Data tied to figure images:
========================================================================
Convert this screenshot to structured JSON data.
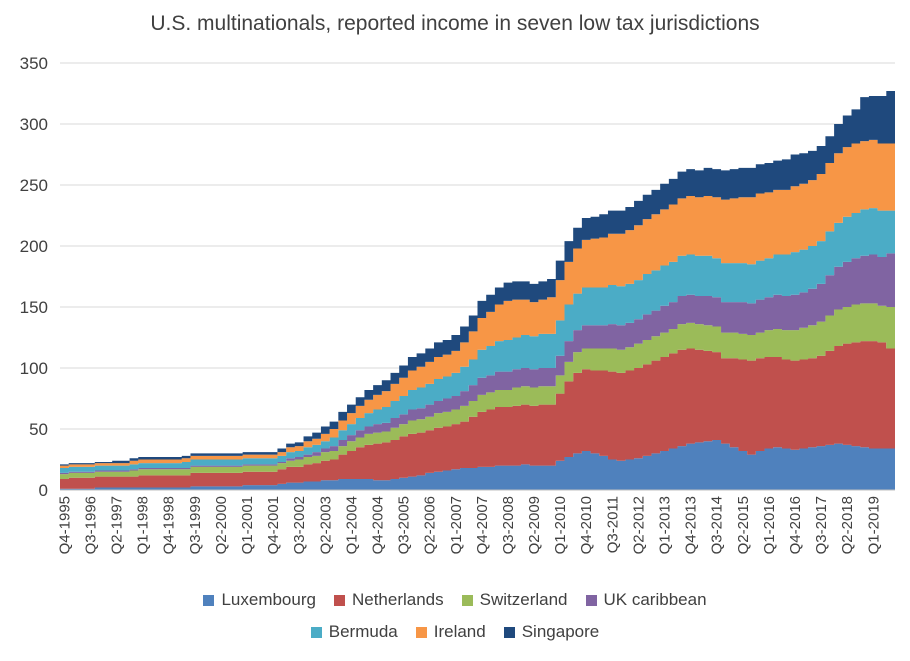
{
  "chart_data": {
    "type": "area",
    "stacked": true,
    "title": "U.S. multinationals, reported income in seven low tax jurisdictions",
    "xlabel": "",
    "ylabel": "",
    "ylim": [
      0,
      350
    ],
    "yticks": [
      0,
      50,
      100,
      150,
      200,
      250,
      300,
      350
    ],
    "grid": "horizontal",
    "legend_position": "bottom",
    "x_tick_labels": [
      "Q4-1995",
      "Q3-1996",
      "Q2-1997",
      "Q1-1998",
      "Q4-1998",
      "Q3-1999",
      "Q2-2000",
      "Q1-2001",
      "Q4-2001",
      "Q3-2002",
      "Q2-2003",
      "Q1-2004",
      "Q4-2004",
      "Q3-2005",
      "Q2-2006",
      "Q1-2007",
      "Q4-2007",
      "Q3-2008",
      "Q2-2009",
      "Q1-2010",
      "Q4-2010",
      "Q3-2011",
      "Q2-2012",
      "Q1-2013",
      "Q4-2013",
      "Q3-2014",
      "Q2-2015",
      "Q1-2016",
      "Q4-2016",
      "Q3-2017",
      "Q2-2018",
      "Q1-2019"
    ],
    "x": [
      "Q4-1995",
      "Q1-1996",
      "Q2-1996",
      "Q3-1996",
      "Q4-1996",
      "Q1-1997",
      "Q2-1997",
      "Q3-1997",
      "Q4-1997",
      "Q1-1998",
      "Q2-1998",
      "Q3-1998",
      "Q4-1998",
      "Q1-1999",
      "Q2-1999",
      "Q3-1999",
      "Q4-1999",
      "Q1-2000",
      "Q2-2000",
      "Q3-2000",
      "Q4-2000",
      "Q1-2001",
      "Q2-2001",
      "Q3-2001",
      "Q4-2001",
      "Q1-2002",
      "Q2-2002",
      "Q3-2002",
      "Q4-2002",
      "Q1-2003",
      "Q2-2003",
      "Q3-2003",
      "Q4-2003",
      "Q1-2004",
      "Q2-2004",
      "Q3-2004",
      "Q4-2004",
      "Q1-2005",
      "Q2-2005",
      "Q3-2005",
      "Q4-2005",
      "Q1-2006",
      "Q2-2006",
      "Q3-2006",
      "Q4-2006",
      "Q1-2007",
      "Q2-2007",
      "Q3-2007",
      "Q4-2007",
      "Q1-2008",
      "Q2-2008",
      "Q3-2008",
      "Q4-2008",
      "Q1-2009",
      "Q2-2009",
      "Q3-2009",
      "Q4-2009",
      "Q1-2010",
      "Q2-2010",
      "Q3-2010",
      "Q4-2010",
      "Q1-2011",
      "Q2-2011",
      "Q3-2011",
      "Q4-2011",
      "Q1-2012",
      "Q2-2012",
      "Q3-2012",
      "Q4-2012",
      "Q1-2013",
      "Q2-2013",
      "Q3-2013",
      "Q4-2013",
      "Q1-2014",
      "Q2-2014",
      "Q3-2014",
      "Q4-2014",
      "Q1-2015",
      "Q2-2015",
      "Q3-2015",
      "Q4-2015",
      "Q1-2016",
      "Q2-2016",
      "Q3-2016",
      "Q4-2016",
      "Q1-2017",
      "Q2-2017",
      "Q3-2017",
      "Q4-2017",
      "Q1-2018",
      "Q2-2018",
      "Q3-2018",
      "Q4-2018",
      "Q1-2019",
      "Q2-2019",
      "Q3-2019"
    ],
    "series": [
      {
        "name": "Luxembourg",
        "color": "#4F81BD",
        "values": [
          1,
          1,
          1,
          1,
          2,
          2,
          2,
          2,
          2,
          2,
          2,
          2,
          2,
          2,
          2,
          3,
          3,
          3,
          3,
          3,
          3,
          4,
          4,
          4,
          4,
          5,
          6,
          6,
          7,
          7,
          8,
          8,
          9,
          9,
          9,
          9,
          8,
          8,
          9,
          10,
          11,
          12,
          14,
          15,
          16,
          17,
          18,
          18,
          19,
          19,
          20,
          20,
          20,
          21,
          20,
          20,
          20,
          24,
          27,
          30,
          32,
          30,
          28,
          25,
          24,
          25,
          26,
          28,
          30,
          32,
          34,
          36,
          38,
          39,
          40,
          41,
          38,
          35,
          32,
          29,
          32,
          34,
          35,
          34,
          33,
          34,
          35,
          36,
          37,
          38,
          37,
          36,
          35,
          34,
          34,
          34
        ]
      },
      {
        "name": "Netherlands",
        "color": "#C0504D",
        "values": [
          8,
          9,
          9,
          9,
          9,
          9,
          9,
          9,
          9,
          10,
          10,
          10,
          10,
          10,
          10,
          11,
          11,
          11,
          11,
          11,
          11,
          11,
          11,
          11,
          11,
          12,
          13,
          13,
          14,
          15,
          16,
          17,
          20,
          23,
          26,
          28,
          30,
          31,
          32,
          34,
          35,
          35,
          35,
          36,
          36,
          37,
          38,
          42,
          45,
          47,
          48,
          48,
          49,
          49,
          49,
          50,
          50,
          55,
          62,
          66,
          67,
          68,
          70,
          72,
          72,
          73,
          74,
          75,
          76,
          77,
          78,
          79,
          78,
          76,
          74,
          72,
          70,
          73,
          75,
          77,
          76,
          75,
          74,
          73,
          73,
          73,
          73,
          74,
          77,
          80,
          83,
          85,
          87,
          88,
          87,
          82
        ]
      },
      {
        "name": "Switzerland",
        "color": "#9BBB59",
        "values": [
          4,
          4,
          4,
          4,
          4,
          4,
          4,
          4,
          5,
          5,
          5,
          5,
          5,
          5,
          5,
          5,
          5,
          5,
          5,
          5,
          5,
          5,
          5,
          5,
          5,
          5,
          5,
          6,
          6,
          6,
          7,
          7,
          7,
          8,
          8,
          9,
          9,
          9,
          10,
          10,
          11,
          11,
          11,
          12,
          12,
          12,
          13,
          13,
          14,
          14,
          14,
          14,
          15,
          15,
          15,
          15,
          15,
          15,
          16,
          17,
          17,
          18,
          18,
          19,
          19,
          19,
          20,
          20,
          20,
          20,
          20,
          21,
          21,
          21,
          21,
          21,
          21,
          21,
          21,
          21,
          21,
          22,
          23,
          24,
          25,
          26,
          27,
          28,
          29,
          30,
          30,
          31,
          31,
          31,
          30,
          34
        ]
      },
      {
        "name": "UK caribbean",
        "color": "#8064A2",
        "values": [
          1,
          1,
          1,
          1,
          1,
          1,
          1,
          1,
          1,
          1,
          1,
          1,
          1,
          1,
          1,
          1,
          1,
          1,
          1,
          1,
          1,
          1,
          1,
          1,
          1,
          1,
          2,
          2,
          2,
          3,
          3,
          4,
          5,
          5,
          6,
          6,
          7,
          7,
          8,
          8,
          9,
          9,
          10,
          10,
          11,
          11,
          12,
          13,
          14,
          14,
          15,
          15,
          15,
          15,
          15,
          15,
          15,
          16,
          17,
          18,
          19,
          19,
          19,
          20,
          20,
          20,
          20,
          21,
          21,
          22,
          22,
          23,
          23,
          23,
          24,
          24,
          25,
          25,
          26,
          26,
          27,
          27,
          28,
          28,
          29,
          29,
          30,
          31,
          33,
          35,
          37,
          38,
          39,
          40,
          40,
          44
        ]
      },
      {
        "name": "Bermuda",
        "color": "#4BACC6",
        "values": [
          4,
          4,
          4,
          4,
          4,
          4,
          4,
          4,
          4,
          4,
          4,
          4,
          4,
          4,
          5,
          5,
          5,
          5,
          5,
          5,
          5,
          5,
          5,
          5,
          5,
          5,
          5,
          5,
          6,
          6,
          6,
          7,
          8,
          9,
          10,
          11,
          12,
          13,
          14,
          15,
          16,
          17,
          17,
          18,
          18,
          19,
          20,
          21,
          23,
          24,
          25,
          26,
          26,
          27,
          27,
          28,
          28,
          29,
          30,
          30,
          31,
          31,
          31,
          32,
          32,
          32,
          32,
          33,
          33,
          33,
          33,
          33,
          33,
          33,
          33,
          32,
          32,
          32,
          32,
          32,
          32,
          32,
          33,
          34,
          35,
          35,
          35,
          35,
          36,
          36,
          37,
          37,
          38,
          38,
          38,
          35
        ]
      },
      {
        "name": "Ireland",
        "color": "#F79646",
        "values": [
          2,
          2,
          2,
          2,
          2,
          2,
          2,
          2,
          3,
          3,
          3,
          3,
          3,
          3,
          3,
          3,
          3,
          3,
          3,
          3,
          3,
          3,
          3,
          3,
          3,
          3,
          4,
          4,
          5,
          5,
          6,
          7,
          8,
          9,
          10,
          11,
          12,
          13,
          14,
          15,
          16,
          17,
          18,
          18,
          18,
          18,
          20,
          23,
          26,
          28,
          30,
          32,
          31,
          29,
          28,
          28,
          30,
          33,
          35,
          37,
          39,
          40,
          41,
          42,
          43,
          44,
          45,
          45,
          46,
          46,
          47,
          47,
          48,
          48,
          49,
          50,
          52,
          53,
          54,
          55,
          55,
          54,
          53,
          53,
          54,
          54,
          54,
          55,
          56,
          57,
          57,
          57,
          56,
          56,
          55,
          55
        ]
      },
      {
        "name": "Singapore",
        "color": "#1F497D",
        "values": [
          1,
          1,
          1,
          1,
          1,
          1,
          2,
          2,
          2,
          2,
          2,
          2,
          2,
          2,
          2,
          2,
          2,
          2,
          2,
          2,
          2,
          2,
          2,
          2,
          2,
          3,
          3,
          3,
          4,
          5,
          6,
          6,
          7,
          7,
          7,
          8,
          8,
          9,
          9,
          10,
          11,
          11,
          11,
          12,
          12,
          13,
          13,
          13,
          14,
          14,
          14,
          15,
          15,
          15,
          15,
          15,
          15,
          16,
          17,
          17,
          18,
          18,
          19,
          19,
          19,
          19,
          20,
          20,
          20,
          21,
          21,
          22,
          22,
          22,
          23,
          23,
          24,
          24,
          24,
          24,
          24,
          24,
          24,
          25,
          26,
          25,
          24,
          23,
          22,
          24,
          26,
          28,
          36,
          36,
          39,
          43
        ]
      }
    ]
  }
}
========================================================================
- GIVEN INSTRUCTION -
From the entries, report each line that includes the word "name".

- SOLVED EXERCISE -
        "name": "Luxembourg",
        "name": "Netherlands",
        "name": "Switzerland",
        "name": "UK caribbean",
        "name": "Bermuda",
        "name": "Ireland",
        "name": "Singapore",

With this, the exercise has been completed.